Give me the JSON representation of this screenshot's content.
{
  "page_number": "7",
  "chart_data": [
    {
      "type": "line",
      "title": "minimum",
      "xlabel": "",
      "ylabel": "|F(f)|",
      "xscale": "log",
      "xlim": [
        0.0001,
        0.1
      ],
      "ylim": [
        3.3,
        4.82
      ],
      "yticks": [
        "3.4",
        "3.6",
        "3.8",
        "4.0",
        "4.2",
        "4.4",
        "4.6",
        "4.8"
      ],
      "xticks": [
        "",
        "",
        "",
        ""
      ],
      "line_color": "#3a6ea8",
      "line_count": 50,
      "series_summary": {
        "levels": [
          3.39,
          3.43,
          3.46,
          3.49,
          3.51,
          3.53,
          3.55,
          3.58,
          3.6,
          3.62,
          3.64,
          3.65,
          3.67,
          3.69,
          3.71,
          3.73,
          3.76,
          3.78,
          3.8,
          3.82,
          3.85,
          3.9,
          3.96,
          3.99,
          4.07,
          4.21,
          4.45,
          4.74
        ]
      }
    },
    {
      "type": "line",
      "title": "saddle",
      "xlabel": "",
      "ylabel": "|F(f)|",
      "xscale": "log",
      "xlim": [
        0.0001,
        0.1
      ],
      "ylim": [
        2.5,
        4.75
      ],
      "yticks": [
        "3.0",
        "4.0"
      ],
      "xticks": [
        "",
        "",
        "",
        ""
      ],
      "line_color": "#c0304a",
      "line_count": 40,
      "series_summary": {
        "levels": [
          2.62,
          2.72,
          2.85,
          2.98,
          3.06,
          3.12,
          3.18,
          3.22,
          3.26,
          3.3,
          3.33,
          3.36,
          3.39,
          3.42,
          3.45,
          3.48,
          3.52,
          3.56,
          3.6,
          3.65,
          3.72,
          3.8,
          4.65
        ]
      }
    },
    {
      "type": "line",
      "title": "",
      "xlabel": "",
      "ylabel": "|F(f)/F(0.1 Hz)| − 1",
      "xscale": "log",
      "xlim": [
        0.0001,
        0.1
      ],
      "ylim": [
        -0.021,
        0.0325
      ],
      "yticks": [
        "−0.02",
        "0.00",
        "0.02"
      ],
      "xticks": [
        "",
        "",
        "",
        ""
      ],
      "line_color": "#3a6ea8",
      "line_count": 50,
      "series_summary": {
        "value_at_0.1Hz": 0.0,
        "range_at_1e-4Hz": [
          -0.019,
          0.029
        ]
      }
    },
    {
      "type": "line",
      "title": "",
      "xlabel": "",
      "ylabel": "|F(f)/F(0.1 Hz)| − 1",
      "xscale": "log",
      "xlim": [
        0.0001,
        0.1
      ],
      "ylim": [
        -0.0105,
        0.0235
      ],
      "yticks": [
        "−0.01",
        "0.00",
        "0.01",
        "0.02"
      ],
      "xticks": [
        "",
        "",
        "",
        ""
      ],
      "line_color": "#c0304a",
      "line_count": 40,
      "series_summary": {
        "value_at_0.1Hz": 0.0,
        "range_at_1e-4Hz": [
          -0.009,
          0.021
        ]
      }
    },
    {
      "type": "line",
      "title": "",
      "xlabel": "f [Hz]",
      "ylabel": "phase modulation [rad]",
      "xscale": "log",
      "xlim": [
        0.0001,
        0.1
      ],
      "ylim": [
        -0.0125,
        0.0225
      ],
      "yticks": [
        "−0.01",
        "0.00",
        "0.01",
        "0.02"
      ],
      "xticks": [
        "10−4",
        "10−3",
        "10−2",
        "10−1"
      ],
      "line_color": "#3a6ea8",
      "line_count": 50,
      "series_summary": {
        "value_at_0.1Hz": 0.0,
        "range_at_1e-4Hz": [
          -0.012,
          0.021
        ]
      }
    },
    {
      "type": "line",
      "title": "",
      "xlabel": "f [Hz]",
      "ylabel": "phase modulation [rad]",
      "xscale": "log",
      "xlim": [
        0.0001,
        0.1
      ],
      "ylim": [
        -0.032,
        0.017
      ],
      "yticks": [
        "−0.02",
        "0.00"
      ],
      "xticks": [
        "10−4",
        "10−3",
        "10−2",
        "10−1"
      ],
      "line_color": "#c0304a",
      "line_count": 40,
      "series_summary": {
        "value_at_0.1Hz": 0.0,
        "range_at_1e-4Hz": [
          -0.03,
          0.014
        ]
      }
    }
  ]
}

________________

## What needs to be done
Give the entries once more, exactly as they appear.

## Answer to this problem
Give me the JSON representation of this screenshot's content.
{
  "page_number": "7",
  "chart_data": [
    {
      "type": "line",
      "title": "minimum",
      "xlabel": "",
      "ylabel": "|F(f)|",
      "xscale": "log",
      "xlim": [
        0.0001,
        0.1
      ],
      "ylim": [
        3.3,
        4.82
      ],
      "yticks": [
        "3.4",
        "3.6",
        "3.8",
        "4.0",
        "4.2",
        "4.4",
        "4.6",
        "4.8"
      ],
      "xticks": [
        "",
        "",
        "",
        ""
      ],
      "line_color": "#3a6ea8",
      "line_count": 50,
      "series_summary": {
        "levels": [
          3.39,
          3.43,
          3.46,
          3.49,
          3.51,
          3.53,
          3.55,
          3.58,
          3.6,
          3.62,
          3.64,
          3.65,
          3.67,
          3.69,
          3.71,
          3.73,
          3.76,
          3.78,
          3.8,
          3.82,
          3.85,
          3.9,
          3.96,
          3.99,
          4.07,
          4.21,
          4.45,
          4.74
        ]
      }
    },
    {
      "type": "line",
      "title": "saddle",
      "xlabel": "",
      "ylabel": "|F(f)|",
      "xscale": "log",
      "xlim": [
        0.0001,
        0.1
      ],
      "ylim": [
        2.5,
        4.75
      ],
      "yticks": [
        "3.0",
        "4.0"
      ],
      "xticks": [
        "",
        "",
        "",
        ""
      ],
      "line_color": "#c0304a",
      "line_count": 40,
      "series_summary": {
        "levels": [
          2.62,
          2.72,
          2.85,
          2.98,
          3.06,
          3.12,
          3.18,
          3.22,
          3.26,
          3.3,
          3.33,
          3.36,
          3.39,
          3.42,
          3.45,
          3.48,
          3.52,
          3.56,
          3.6,
          3.65,
          3.72,
          3.8,
          4.65
        ]
      }
    },
    {
      "type": "line",
      "title": "",
      "xlabel": "",
      "ylabel": "|F(f)/F(0.1 Hz)| − 1",
      "xscale": "log",
      "xlim": [
        0.0001,
        0.1
      ],
      "ylim": [
        -0.021,
        0.0325
      ],
      "yticks": [
        "−0.02",
        "0.00",
        "0.02"
      ],
      "xticks": [
        "",
        "",
        "",
        ""
      ],
      "line_color": "#3a6ea8",
      "line_count": 50,
      "series_summary": {
        "value_at_0.1Hz": 0.0,
        "range_at_1e-4Hz": [
          -0.019,
          0.029
        ]
      }
    },
    {
      "type": "line",
      "title": "",
      "xlabel": "",
      "ylabel": "|F(f)/F(0.1 Hz)| − 1",
      "xscale": "log",
      "xlim": [
        0.0001,
        0.1
      ],
      "ylim": [
        -0.0105,
        0.0235
      ],
      "yticks": [
        "−0.01",
        "0.00",
        "0.01",
        "0.02"
      ],
      "xticks": [
        "",
        "",
        "",
        ""
      ],
      "line_color": "#c0304a",
      "line_count": 40,
      "series_summary": {
        "value_at_0.1Hz": 0.0,
        "range_at_1e-4Hz": [
          -0.009,
          0.021
        ]
      }
    },
    {
      "type": "line",
      "title": "",
      "xlabel": "f [Hz]",
      "ylabel": "phase modulation [rad]",
      "xscale": "log",
      "xlim": [
        0.0001,
        0.1
      ],
      "ylim": [
        -0.0125,
        0.0225
      ],
      "yticks": [
        "−0.01",
        "0.00",
        "0.01",
        "0.02"
      ],
      "xticks": [
        "10−4",
        "10−3",
        "10−2",
        "10−1"
      ],
      "line_color": "#3a6ea8",
      "line_count": 50,
      "series_summary": {
        "value_at_0.1Hz": 0.0,
        "range_at_1e-4Hz": [
          -0.012,
          0.021
        ]
      }
    },
    {
      "type": "line",
      "title": "",
      "xlabel": "f [Hz]",
      "ylabel": "phase modulation [rad]",
      "xscale": "log",
      "xlim": [
        0.0001,
        0.1
      ],
      "ylim": [
        -0.032,
        0.017
      ],
      "yticks": [
        "−0.02",
        "0.00"
      ],
      "xticks": [
        "10−4",
        "10−3",
        "10−2",
        "10−1"
      ],
      "line_color": "#c0304a",
      "line_count": 40,
      "series_summary": {
        "value_at_0.1Hz": 0.0,
        "range_at_1e-4Hz": [
          -0.03,
          0.014
        ]
      }
    }
  ]
}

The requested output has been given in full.